§ **Exercise inputs**
......

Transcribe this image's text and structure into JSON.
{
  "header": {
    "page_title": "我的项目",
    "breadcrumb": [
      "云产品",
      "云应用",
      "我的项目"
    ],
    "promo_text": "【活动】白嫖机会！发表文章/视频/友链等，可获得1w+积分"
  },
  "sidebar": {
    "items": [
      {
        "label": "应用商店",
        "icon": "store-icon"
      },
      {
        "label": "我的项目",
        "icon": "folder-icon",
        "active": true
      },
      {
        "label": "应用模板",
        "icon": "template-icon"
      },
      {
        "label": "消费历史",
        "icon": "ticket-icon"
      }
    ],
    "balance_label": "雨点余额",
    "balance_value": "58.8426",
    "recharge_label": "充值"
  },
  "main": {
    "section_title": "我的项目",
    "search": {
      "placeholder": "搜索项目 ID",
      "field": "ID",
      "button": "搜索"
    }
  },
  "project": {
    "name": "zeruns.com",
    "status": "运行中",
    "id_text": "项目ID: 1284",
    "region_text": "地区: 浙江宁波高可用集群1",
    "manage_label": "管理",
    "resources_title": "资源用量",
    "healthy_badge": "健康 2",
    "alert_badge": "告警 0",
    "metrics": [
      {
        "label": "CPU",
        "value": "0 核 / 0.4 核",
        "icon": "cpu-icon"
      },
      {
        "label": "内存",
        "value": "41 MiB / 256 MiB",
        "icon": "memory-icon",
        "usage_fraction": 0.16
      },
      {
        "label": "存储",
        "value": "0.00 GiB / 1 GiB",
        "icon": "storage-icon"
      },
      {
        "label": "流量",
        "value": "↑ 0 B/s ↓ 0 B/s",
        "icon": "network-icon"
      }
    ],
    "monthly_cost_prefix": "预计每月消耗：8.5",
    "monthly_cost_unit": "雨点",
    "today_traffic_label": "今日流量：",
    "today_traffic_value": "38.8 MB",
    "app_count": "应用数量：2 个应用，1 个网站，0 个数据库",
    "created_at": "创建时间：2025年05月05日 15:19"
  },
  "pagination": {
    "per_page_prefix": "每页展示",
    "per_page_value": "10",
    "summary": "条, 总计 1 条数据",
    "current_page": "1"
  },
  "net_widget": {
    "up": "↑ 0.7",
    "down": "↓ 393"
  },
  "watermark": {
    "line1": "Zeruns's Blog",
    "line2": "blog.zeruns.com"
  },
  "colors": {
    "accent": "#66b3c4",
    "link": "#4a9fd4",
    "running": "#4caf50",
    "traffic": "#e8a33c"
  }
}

......

§ **What is required**
Find every line in the listing that holds the string "我的项目", then say how many there are as a bare number.

§ **Expected answer**
4